Data items =>

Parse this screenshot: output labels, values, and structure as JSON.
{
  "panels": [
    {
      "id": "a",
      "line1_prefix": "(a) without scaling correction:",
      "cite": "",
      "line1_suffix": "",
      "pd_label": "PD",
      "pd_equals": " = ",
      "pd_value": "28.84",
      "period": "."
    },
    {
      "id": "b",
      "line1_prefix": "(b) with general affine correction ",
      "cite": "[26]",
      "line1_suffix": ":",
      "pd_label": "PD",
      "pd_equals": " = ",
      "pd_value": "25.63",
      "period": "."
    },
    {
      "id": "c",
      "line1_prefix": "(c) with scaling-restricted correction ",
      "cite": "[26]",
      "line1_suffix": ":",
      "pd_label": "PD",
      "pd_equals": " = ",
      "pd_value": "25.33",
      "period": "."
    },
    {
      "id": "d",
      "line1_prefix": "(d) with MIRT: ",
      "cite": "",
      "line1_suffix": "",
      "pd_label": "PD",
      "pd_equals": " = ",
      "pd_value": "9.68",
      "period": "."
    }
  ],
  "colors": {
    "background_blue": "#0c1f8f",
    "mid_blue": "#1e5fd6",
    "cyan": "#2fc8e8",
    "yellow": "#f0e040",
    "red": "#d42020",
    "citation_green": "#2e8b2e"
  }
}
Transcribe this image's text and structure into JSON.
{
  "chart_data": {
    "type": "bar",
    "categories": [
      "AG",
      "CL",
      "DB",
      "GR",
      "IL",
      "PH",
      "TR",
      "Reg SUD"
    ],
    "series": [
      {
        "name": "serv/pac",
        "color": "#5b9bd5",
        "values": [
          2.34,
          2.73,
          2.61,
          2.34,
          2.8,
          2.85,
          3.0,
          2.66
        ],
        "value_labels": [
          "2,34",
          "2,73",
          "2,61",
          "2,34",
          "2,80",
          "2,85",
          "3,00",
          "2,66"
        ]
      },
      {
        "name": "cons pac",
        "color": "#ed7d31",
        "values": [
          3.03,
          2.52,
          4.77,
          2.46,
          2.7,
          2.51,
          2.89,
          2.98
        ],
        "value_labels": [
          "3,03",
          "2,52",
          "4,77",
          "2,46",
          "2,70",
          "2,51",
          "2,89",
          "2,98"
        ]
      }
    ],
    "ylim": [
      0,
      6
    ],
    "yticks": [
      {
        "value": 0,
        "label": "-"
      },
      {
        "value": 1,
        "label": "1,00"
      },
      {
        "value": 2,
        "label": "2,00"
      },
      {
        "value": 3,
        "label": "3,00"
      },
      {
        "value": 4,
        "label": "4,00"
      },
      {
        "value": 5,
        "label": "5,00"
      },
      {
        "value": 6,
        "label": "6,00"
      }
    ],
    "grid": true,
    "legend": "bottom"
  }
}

GIVEN EXERCISE => Quote the lines of the listing above that run from the line with "Transcribe this image's" through its last line, both included, and nothing else.

TASK OUTPUT =>
Transcribe this image's text and structure into JSON.
{
  "chart_data": {
    "type": "bar",
    "categories": [
      "AG",
      "CL",
      "DB",
      "GR",
      "IL",
      "PH",
      "TR",
      "Reg SUD"
    ],
    "series": [
      {
        "name": "serv/pac",
        "color": "#5b9bd5",
        "values": [
          2.34,
          2.73,
          2.61,
          2.34,
          2.8,
          2.85,
          3.0,
          2.66
        ],
        "value_labels": [
          "2,34",
          "2,73",
          "2,61",
          "2,34",
          "2,80",
          "2,85",
          "3,00",
          "2,66"
        ]
      },
      {
        "name": "cons pac",
        "color": "#ed7d31",
        "values": [
          3.03,
          2.52,
          4.77,
          2.46,
          2.7,
          2.51,
          2.89,
          2.98
        ],
        "value_labels": [
          "3,03",
          "2,52",
          "4,77",
          "2,46",
          "2,70",
          "2,51",
          "2,89",
          "2,98"
        ]
      }
    ],
    "ylim": [
      0,
      6
    ],
    "yticks": [
      {
        "value": 0,
        "label": "-"
      },
      {
        "value": 1,
        "label": "1,00"
      },
      {
        "value": 2,
        "label": "2,00"
      },
      {
        "value": 3,
        "label": "3,00"
      },
      {
        "value": 4,
        "label": "4,00"
      },
      {
        "value": 5,
        "label": "5,00"
      },
      {
        "value": 6,
        "label": "6,00"
      }
    ],
    "grid": true,
    "legend": "bottom"
  }
}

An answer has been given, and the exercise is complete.